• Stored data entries
· · · ·

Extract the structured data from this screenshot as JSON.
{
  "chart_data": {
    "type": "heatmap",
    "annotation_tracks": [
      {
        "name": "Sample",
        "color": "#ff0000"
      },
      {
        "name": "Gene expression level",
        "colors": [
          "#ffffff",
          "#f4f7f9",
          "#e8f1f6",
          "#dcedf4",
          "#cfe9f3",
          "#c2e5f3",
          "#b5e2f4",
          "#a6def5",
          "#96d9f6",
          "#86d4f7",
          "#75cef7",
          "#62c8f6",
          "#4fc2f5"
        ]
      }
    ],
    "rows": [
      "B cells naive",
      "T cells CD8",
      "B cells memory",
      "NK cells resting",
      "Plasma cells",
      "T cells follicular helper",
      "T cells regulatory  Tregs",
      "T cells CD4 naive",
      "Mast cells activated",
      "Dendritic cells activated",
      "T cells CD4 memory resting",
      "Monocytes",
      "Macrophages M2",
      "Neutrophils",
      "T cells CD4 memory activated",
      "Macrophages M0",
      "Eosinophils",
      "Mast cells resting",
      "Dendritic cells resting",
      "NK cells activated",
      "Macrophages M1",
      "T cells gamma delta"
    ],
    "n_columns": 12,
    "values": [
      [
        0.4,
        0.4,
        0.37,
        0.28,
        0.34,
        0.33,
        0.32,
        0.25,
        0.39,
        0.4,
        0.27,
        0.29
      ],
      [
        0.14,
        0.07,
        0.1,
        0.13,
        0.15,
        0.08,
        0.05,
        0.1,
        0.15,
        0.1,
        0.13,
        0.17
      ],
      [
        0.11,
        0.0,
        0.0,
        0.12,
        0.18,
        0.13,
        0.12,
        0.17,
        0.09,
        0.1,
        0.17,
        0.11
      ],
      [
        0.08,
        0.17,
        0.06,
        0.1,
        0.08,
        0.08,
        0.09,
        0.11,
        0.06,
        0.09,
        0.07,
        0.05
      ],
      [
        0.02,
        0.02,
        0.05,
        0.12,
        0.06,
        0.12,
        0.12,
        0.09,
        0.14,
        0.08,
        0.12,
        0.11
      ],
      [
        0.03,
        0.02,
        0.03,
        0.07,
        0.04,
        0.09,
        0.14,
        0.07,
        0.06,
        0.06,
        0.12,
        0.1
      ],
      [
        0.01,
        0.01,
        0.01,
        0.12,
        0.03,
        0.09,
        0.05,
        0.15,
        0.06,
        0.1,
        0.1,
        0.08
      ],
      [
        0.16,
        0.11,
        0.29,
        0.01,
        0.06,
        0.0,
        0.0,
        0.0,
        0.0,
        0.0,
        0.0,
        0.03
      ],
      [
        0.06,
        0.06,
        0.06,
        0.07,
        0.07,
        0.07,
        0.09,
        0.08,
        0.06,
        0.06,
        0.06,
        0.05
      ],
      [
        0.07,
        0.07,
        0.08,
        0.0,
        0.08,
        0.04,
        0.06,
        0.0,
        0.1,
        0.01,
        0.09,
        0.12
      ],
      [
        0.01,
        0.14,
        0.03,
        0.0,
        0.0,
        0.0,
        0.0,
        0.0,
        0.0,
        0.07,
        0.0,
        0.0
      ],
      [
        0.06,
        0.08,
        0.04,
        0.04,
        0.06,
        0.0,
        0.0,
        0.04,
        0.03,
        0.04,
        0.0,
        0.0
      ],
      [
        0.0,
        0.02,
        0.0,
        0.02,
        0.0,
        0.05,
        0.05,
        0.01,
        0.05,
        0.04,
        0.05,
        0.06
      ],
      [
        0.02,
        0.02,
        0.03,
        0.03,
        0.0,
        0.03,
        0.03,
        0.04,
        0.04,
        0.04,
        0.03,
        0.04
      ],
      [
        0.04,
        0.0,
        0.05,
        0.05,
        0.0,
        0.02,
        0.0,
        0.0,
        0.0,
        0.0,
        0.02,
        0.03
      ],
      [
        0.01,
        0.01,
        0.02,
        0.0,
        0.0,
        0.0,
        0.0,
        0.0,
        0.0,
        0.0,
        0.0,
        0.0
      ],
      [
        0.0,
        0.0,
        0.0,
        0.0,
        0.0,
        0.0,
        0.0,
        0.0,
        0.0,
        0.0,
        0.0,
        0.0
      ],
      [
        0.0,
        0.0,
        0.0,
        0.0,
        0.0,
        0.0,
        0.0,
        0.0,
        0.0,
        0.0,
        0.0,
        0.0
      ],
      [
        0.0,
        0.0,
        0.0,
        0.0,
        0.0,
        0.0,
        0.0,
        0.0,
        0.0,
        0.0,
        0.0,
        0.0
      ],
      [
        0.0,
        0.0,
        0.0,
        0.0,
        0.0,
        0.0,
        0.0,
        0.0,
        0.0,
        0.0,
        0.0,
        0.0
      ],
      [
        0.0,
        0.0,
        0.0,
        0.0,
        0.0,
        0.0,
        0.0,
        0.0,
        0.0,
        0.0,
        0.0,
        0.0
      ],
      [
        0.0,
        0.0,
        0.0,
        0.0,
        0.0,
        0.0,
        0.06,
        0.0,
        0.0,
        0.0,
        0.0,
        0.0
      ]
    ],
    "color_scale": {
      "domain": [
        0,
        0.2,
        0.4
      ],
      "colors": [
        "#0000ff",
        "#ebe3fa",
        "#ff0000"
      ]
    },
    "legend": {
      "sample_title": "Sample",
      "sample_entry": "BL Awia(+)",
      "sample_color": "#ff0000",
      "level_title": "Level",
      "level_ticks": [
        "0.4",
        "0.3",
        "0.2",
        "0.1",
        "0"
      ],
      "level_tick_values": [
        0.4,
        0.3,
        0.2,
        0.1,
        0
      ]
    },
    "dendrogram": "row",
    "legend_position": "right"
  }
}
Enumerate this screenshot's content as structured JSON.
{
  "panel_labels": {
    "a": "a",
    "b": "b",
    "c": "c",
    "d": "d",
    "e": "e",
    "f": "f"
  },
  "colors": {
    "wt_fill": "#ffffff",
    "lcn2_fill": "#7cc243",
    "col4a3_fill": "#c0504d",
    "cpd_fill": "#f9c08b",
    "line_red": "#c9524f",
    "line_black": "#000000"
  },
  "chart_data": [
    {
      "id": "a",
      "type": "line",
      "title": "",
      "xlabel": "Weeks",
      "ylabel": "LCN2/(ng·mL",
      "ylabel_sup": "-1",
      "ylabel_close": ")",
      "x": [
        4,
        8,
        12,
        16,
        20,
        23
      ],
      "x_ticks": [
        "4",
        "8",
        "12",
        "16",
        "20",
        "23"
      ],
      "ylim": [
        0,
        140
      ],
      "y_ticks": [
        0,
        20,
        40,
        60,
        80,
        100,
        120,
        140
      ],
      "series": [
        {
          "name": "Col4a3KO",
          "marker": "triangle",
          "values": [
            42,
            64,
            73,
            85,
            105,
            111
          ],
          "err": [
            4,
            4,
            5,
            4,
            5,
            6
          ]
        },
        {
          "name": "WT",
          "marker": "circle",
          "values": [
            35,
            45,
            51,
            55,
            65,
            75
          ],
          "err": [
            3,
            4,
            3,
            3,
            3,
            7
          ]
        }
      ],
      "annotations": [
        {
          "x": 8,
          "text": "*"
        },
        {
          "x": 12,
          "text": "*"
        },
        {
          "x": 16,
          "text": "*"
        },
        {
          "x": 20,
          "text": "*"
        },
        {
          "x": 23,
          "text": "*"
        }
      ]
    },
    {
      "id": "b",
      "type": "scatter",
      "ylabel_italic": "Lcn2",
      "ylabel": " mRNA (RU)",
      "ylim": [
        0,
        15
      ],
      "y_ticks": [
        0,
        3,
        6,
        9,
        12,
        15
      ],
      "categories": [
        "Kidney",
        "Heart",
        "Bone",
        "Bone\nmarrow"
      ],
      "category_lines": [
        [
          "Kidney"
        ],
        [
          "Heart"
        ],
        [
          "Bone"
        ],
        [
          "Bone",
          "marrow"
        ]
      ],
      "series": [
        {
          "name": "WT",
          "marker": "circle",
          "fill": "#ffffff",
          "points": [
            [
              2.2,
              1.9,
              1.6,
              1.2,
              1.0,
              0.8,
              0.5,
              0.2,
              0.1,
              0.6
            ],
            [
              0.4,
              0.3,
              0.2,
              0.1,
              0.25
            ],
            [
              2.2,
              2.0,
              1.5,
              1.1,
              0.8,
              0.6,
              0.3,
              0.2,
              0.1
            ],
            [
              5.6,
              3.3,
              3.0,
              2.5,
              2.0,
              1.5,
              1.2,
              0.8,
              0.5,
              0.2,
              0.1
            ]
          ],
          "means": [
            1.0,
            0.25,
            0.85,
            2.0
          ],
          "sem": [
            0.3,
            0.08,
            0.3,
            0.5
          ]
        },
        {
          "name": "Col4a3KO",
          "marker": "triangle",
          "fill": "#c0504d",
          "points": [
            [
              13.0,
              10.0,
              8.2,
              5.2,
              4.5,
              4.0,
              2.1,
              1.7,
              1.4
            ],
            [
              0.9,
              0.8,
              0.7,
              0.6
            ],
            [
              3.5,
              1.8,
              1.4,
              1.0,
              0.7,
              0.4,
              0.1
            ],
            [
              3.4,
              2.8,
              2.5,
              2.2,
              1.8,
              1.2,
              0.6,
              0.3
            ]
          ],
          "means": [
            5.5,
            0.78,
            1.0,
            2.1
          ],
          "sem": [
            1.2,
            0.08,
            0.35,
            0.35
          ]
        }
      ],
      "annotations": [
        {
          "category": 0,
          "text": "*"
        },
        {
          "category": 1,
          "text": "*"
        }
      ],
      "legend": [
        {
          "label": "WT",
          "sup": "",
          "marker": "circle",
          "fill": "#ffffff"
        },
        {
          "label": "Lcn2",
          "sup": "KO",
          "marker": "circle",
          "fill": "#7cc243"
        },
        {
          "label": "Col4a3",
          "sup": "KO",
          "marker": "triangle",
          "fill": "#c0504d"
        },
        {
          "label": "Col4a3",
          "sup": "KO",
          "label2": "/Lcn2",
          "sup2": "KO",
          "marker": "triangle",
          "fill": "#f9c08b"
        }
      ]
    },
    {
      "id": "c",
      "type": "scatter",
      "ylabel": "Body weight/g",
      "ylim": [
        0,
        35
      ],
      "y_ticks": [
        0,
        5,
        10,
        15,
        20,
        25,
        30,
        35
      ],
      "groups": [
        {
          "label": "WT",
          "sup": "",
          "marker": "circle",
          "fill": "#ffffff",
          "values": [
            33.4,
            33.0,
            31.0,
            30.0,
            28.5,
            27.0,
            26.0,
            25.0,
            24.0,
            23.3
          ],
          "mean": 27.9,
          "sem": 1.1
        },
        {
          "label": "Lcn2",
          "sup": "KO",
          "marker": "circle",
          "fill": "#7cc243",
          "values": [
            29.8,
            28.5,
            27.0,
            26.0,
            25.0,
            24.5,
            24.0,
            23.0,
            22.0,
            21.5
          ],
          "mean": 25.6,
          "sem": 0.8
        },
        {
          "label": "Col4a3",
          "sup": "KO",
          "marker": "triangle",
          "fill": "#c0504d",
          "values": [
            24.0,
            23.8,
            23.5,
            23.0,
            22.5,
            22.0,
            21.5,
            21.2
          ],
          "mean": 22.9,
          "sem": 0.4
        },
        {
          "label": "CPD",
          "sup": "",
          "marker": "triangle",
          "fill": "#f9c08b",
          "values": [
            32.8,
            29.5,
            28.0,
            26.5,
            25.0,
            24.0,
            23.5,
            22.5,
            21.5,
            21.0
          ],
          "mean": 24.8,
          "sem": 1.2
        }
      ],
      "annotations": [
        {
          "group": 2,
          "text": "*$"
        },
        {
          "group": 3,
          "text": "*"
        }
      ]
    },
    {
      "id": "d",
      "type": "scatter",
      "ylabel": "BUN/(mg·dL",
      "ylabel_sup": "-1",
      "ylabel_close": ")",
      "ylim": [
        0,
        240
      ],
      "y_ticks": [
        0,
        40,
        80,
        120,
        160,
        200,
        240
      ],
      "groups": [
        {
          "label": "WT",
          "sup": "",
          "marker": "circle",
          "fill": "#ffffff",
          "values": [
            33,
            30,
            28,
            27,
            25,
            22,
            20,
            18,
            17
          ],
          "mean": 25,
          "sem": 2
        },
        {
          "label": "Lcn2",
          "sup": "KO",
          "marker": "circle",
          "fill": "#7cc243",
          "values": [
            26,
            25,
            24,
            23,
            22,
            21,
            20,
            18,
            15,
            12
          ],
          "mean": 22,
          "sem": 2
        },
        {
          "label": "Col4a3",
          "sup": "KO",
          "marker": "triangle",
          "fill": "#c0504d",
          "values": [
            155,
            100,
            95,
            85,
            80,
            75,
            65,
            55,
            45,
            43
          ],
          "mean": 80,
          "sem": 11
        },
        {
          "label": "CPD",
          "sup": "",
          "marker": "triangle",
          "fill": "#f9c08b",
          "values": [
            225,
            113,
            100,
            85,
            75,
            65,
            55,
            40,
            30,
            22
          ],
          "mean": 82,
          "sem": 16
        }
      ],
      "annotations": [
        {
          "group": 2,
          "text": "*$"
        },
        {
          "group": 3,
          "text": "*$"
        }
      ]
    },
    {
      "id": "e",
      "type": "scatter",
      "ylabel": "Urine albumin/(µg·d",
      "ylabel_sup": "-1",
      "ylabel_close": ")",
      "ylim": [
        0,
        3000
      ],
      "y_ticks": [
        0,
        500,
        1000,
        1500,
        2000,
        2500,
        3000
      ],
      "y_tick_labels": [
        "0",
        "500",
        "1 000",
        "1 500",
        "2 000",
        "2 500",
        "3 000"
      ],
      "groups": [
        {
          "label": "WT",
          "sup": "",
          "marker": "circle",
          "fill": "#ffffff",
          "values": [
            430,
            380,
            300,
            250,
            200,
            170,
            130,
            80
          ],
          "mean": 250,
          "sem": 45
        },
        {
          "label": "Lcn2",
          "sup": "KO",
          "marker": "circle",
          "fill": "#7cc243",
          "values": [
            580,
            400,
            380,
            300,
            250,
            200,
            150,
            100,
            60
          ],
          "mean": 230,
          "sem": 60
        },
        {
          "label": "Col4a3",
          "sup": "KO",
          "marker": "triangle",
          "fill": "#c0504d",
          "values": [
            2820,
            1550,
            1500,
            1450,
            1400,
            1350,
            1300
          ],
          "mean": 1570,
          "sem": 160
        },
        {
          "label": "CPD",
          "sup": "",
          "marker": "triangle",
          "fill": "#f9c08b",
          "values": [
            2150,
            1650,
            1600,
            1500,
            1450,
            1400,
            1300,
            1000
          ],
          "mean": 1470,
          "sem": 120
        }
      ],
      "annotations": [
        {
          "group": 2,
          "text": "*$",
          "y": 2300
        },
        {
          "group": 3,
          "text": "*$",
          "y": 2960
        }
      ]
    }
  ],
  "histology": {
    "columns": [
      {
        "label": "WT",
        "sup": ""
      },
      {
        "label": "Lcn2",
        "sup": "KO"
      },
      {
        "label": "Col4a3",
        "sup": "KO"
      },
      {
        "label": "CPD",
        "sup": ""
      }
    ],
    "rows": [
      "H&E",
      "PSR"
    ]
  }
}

· · · ·

• TASK TO COMPLETE
In the records shown above, how many lines include the word "Dendritic"? Answer with the number only.

• OUTPUT OF THE EXERCISE
2